[START OF SOURCE RECORDS]

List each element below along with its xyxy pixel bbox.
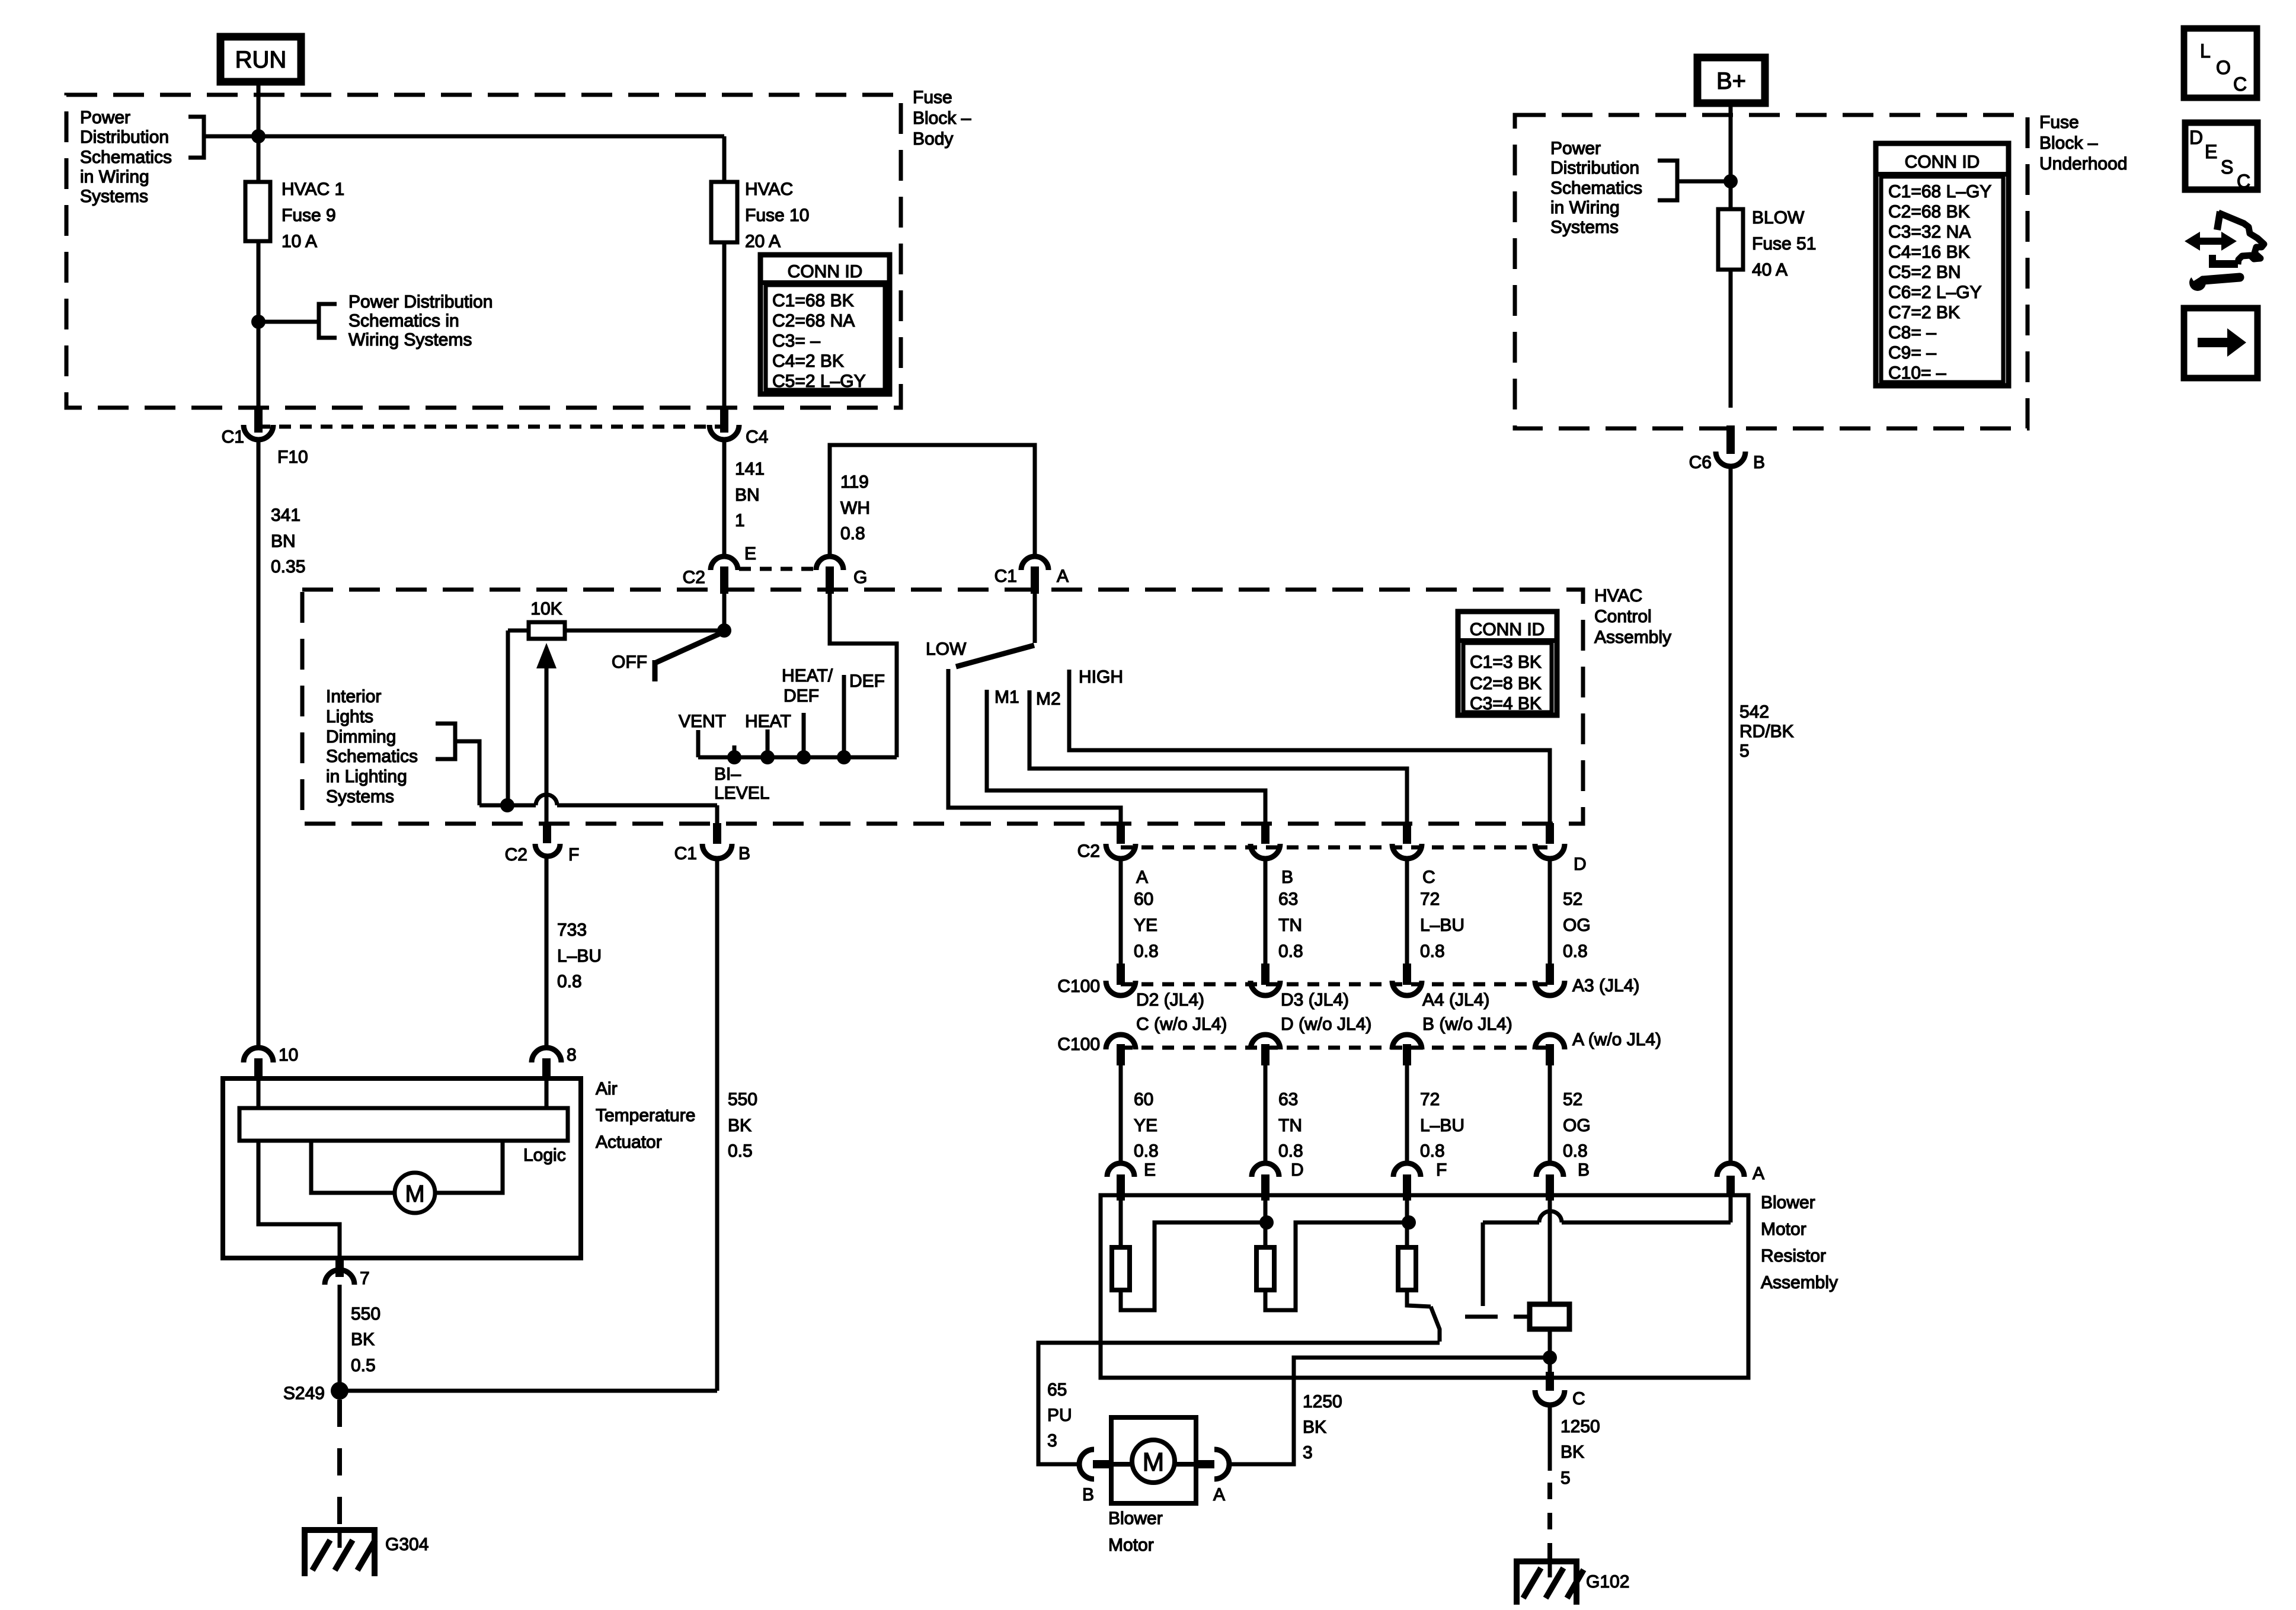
svg-text:0.8: 0.8 [840, 524, 865, 543]
svg-text:40 A: 40 A [1752, 260, 1787, 280]
svg-text:L: L [2200, 40, 2211, 62]
svg-text:Schematics: Schematics [1550, 178, 1642, 198]
svg-text:BK: BK [728, 1116, 752, 1135]
svg-text:O: O [2216, 57, 2231, 78]
svg-text:3: 3 [1303, 1443, 1313, 1462]
svg-text:C10= –: C10= – [1888, 363, 1946, 383]
svg-text:L–BU: L–BU [557, 946, 602, 966]
svg-text:60: 60 [1134, 1090, 1153, 1109]
svg-text:F: F [568, 845, 579, 865]
svg-text:Schematics: Schematics [326, 747, 418, 766]
svg-text:C1: C1 [674, 844, 697, 863]
svg-text:TN: TN [1278, 1116, 1302, 1135]
svg-text:B: B [1082, 1485, 1094, 1505]
svg-text:G304: G304 [385, 1535, 428, 1554]
svg-text:1: 1 [735, 511, 745, 530]
svg-text:Air: Air [596, 1079, 618, 1099]
svg-text:B: B [1578, 1160, 1590, 1180]
svg-text:WH: WH [840, 498, 870, 518]
svg-text:L–BU: L–BU [1420, 1116, 1464, 1135]
svg-text:BLOW: BLOW [1752, 208, 1805, 228]
svg-text:Systems: Systems [1550, 217, 1619, 237]
svg-text:65: 65 [1047, 1380, 1067, 1400]
svg-text:Temperature: Temperature [596, 1106, 695, 1125]
svg-text:72: 72 [1420, 889, 1440, 909]
svg-text:52: 52 [1563, 1090, 1582, 1109]
svg-text:A3 (JL4): A3 (JL4) [1572, 976, 1639, 996]
svg-text:Underhood: Underhood [2039, 154, 2127, 174]
svg-text:C2=68 NA: C2=68 NA [772, 311, 855, 331]
svg-text:C: C [2233, 73, 2247, 95]
svg-text:C6=2 L–GY: C6=2 L–GY [1888, 283, 1982, 302]
svg-text:S249: S249 [283, 1384, 325, 1403]
svg-text:LOW: LOW [926, 639, 967, 659]
svg-text:HIGH: HIGH [1079, 667, 1123, 687]
svg-text:C5=2 L–GY: C5=2 L–GY [772, 372, 866, 391]
svg-text:D: D [1291, 1160, 1304, 1180]
svg-text:OG: OG [1563, 1116, 1591, 1135]
svg-text:C100: C100 [1057, 977, 1100, 996]
svg-text:Body: Body [913, 129, 953, 149]
svg-text:Lights: Lights [326, 707, 373, 726]
svg-text:0.5: 0.5 [728, 1141, 753, 1161]
svg-text:D2 (JL4): D2 (JL4) [1136, 990, 1204, 1010]
svg-text:PU: PU [1047, 1406, 1072, 1425]
svg-text:C6: C6 [1689, 453, 1712, 472]
svg-text:Blower: Blower [1761, 1193, 1815, 1212]
svg-text:72: 72 [1420, 1090, 1440, 1109]
svg-text:Power: Power [1550, 139, 1601, 158]
svg-text:G: G [853, 568, 867, 587]
svg-text:G102: G102 [1586, 1572, 1629, 1592]
svg-text:0.5: 0.5 [351, 1356, 376, 1375]
svg-text:119: 119 [840, 472, 869, 492]
svg-text:10: 10 [279, 1045, 298, 1065]
svg-text:M: M [1143, 1448, 1165, 1477]
svg-text:C1: C1 [994, 566, 1017, 586]
svg-text:63: 63 [1278, 1090, 1298, 1109]
svg-text:C2: C2 [683, 568, 705, 587]
svg-text:E: E [1144, 1160, 1156, 1180]
svg-text:Dimming: Dimming [326, 727, 396, 747]
svg-text:D (w/o JL4): D (w/o JL4) [1281, 1014, 1371, 1034]
svg-text:52: 52 [1563, 889, 1582, 909]
svg-text:L–BU: L–BU [1420, 916, 1464, 935]
svg-text:Block –: Block – [2039, 133, 2098, 153]
svg-text:BK: BK [351, 1330, 375, 1349]
svg-text:C: C [1422, 868, 1435, 887]
svg-text:YE: YE [1134, 1116, 1157, 1135]
svg-text:Schematics in: Schematics in [348, 311, 459, 331]
svg-text:5: 5 [1739, 741, 1750, 761]
svg-text:Assembly: Assembly [1594, 628, 1671, 647]
svg-text:HEAT: HEAT [745, 712, 791, 731]
svg-text:B: B [1281, 868, 1293, 887]
svg-text:542: 542 [1739, 702, 1769, 722]
svg-text:B+: B+ [1716, 68, 1746, 94]
svg-text:C3=32 NA: C3=32 NA [1888, 222, 1971, 242]
svg-text:550: 550 [351, 1304, 380, 1324]
svg-text:Fuse 51: Fuse 51 [1752, 234, 1816, 254]
svg-text:C1=68 L–GY: C1=68 L–GY [1888, 182, 1991, 201]
svg-text:DEF: DEF [849, 671, 885, 691]
svg-text:A4 (JL4): A4 (JL4) [1422, 990, 1489, 1010]
svg-text:OFF: OFF [612, 652, 647, 672]
svg-text:F10: F10 [277, 447, 308, 467]
svg-text:Power Distribution: Power Distribution [348, 292, 493, 312]
svg-text:A: A [1136, 868, 1148, 887]
svg-text:A: A [1213, 1485, 1225, 1505]
svg-text:733: 733 [557, 920, 587, 940]
svg-text:Power: Power [80, 108, 130, 127]
svg-text:D: D [2189, 127, 2203, 148]
svg-text:3: 3 [1047, 1431, 1057, 1451]
svg-text:BI–: BI– [714, 764, 741, 784]
svg-text:C2=8 BK: C2=8 BK [1470, 674, 1542, 693]
svg-text:BN: BN [735, 485, 760, 505]
svg-text:Fuse 9: Fuse 9 [282, 206, 336, 225]
svg-text:Logic: Logic [523, 1145, 566, 1165]
svg-text:Wiring Systems: Wiring Systems [348, 330, 472, 350]
svg-text:10 A: 10 A [282, 232, 317, 251]
svg-text:C4=16 BK: C4=16 BK [1888, 242, 1970, 262]
svg-text:C2: C2 [505, 845, 527, 865]
svg-text:BK: BK [1303, 1417, 1326, 1437]
svg-text:Actuator: Actuator [596, 1132, 662, 1152]
svg-text:60: 60 [1134, 889, 1153, 909]
svg-text:5: 5 [1560, 1468, 1571, 1488]
svg-text:BN: BN [271, 532, 296, 551]
svg-text:0.8: 0.8 [1420, 942, 1445, 961]
svg-text:Assembly: Assembly [1761, 1273, 1838, 1292]
svg-text:20 A: 20 A [745, 232, 781, 251]
svg-text:HVAC: HVAC [1594, 586, 1642, 606]
svg-text:VENT: VENT [679, 712, 726, 731]
svg-text:10K: 10K [530, 599, 562, 619]
svg-text:550: 550 [728, 1090, 757, 1109]
svg-text:RUN: RUN [235, 47, 287, 73]
svg-text:Block –: Block – [913, 108, 971, 128]
svg-text:Systems: Systems [80, 187, 148, 206]
svg-text:C3= –: C3= – [772, 331, 820, 351]
svg-text:LEVEL: LEVEL [714, 783, 769, 803]
svg-text:E: E [2205, 141, 2217, 162]
svg-text:C (w/o JL4): C (w/o JL4) [1136, 1014, 1227, 1034]
svg-text:0.8: 0.8 [1563, 1141, 1588, 1161]
svg-text:C4=2 BK: C4=2 BK [772, 351, 844, 371]
svg-text:Motor: Motor [1761, 1219, 1806, 1239]
svg-text:C1=3 BK: C1=3 BK [1470, 652, 1542, 672]
svg-text:HEAT/: HEAT/ [782, 666, 833, 686]
svg-text:C5=2 BN: C5=2 BN [1888, 263, 1961, 282]
svg-text:Schematics: Schematics [80, 148, 172, 167]
svg-text:C2: C2 [1077, 841, 1100, 861]
svg-text:in Wiring: in Wiring [1550, 198, 1620, 217]
svg-text:0.8: 0.8 [1278, 1141, 1303, 1161]
svg-text:1250: 1250 [1303, 1392, 1342, 1411]
svg-text:C8= –: C8= – [1888, 323, 1936, 343]
svg-text:C1=68 BK: C1=68 BK [772, 291, 854, 311]
svg-text:A: A [1753, 1164, 1764, 1183]
svg-text:63: 63 [1278, 889, 1298, 909]
svg-text:D: D [1574, 854, 1587, 874]
svg-text:B: B [738, 844, 750, 863]
svg-text:0.8: 0.8 [1420, 1141, 1445, 1161]
svg-text:M1: M1 [994, 687, 1019, 707]
svg-text:Distribution: Distribution [1550, 158, 1639, 178]
svg-text:E: E [744, 544, 756, 564]
svg-text:Fuse: Fuse [2039, 113, 2079, 132]
svg-text:Fuse: Fuse [913, 88, 952, 107]
svg-text:S: S [2221, 156, 2233, 178]
svg-text:Distribution: Distribution [80, 127, 169, 147]
svg-text:C2=68 BK: C2=68 BK [1888, 202, 1970, 222]
svg-text:in Lighting: in Lighting [326, 767, 407, 786]
svg-text:Systems: Systems [326, 787, 394, 806]
svg-text:HVAC: HVAC [745, 180, 793, 199]
svg-text:1250: 1250 [1560, 1417, 1600, 1436]
svg-text:0.8: 0.8 [1134, 1141, 1159, 1161]
svg-text:C100: C100 [1057, 1035, 1100, 1054]
svg-text:341: 341 [271, 505, 300, 525]
svg-text:HVAC 1: HVAC 1 [282, 180, 344, 199]
svg-text:C3=4 BK: C3=4 BK [1470, 694, 1542, 713]
svg-text:Control: Control [1594, 607, 1652, 626]
svg-text:0.8: 0.8 [1134, 942, 1159, 961]
svg-text:F: F [1436, 1160, 1447, 1180]
svg-text:D3 (JL4): D3 (JL4) [1281, 990, 1349, 1010]
svg-text:C: C [2237, 171, 2250, 192]
svg-text:M: M [405, 1181, 424, 1207]
svg-text:CONN ID: CONN ID [1905, 152, 1980, 172]
svg-text:B (w/o JL4): B (w/o JL4) [1422, 1014, 1512, 1034]
svg-text:C9= –: C9= – [1888, 343, 1936, 363]
svg-text:0.8: 0.8 [1278, 942, 1303, 961]
svg-text:A: A [1057, 566, 1069, 586]
svg-text:CONN ID: CONN ID [1470, 620, 1545, 639]
svg-text:Motor: Motor [1108, 1535, 1154, 1555]
svg-text:YE: YE [1134, 916, 1157, 935]
svg-text:Interior: Interior [326, 687, 381, 706]
svg-text:Resistor: Resistor [1761, 1246, 1826, 1266]
svg-text:CONN ID: CONN ID [788, 262, 863, 281]
svg-text:141: 141 [735, 459, 765, 479]
svg-text:C: C [1572, 1389, 1585, 1409]
svg-text:M2: M2 [1036, 689, 1061, 709]
svg-text:Fuse 10: Fuse 10 [745, 206, 809, 225]
svg-text:C7=2 BK: C7=2 BK [1888, 303, 1960, 322]
svg-text:0.8: 0.8 [1563, 942, 1588, 961]
svg-text:0.8: 0.8 [557, 972, 582, 991]
svg-text:DEF: DEF [784, 686, 819, 706]
svg-text:Blower: Blower [1108, 1509, 1163, 1528]
svg-text:OG: OG [1563, 916, 1591, 935]
svg-text:8: 8 [567, 1045, 577, 1065]
svg-text:in Wiring: in Wiring [80, 167, 149, 187]
svg-text:0.35: 0.35 [271, 557, 305, 577]
svg-text:BK: BK [1560, 1442, 1584, 1462]
svg-text:RD/BK: RD/BK [1739, 722, 1794, 741]
svg-text:C4: C4 [746, 427, 768, 447]
svg-text:7: 7 [360, 1269, 370, 1288]
svg-text:B: B [1753, 453, 1765, 472]
svg-text:C1: C1 [222, 427, 244, 447]
svg-text:TN: TN [1278, 916, 1302, 935]
svg-text:A (w/o JL4): A (w/o JL4) [1572, 1030, 1661, 1049]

[END OF SOURCE RECORDS]

### INSTRUCTION
Give as a JSON list of strings, one per line with blank lines left out, the lines beginning at the line that contains "svg-text:0.8: 0.8 [840, 524, 865, 543]" and ending after the line that contains "svg-text:C100: C100 [1057, 977, 1100, 996]", both included.

### ANSWER TO THE PROBLEM
[
  "svg-text:0.8: 0.8 [840, 524, 865, 543]",
  "svg-text:40 A: 40 A [1752, 260, 1787, 280]",
  "svg-text:L: L [2200, 40, 2211, 62]",
  "svg-text:Schematics: Schematics [1550, 178, 1642, 198]",
  "svg-text:BK: BK [728, 1116, 752, 1135]",
  "svg-text:O: O [2216, 57, 2231, 78]",
  "svg-text:3: 3 [1303, 1443, 1313, 1462]",
  "svg-text:C10= –: C10= – [1888, 363, 1946, 383]",
  "svg-text:L–BU: L–BU [557, 946, 602, 966]",
  "svg-text:60: 60 [1134, 1090, 1153, 1109]",
  "svg-text:F: F [568, 845, 579, 865]",
  "svg-text:Schematics: Schematics [326, 747, 418, 766]",
  "svg-text:C1: C1 [674, 844, 697, 863]",
  "svg-text:TN: TN [1278, 1116, 1302, 1135]",
  "svg-text:B: B [1082, 1485, 1094, 1505]",
  "svg-text:G304: G304 [385, 1535, 428, 1554]",
  "svg-text:1: 1 [735, 511, 745, 530]",
  "svg-text:Air: Air [596, 1079, 618, 1099]",
  "svg-text:B: B [1578, 1160, 1590, 1180]",
  "svg-text:WH: WH [840, 498, 870, 518]",
  "svg-text:L–BU: L–BU [1420, 1116, 1464, 1135]",
  "svg-text:BLOW: BLOW [1752, 208, 1805, 228]",
  "svg-text:Systems: Systems [1550, 217, 1619, 237]",
  "svg-text:65: 65 [1047, 1380, 1067, 1400]",
  "svg-text:Temperature: Temperature [596, 1106, 695, 1125]",
  "svg-text:72: 72 [1420, 889, 1440, 909]",
  "svg-text:52: 52 [1563, 1090, 1582, 1109]",
  "svg-text:A3 (JL4): A3 (JL4) [1572, 976, 1639, 996]",
  "svg-text:Underhood: Underhood [2039, 154, 2127, 174]",
  "svg-text:C2=68 NA: C2=68 NA [772, 311, 855, 331]",
  "svg-text:C: C [2233, 73, 2247, 95]",
  "svg-text:C6=2 L–GY: C6=2 L–GY [1888, 283, 1982, 302]",
  "svg-text:S249: S249 [283, 1384, 325, 1403]",
  "svg-text:LOW: LOW [926, 639, 967, 659]",
  "svg-text:HIGH: HIGH [1079, 667, 1123, 687]",
  "svg-text:C5=2 L–GY: C5=2 L–GY [772, 372, 866, 391]",
  "svg-text:D: D [1291, 1160, 1304, 1180]",
  "svg-text:OG: OG [1563, 1116, 1591, 1135]",
  "svg-text:C100: C100 [1057, 977, 1100, 996]"
]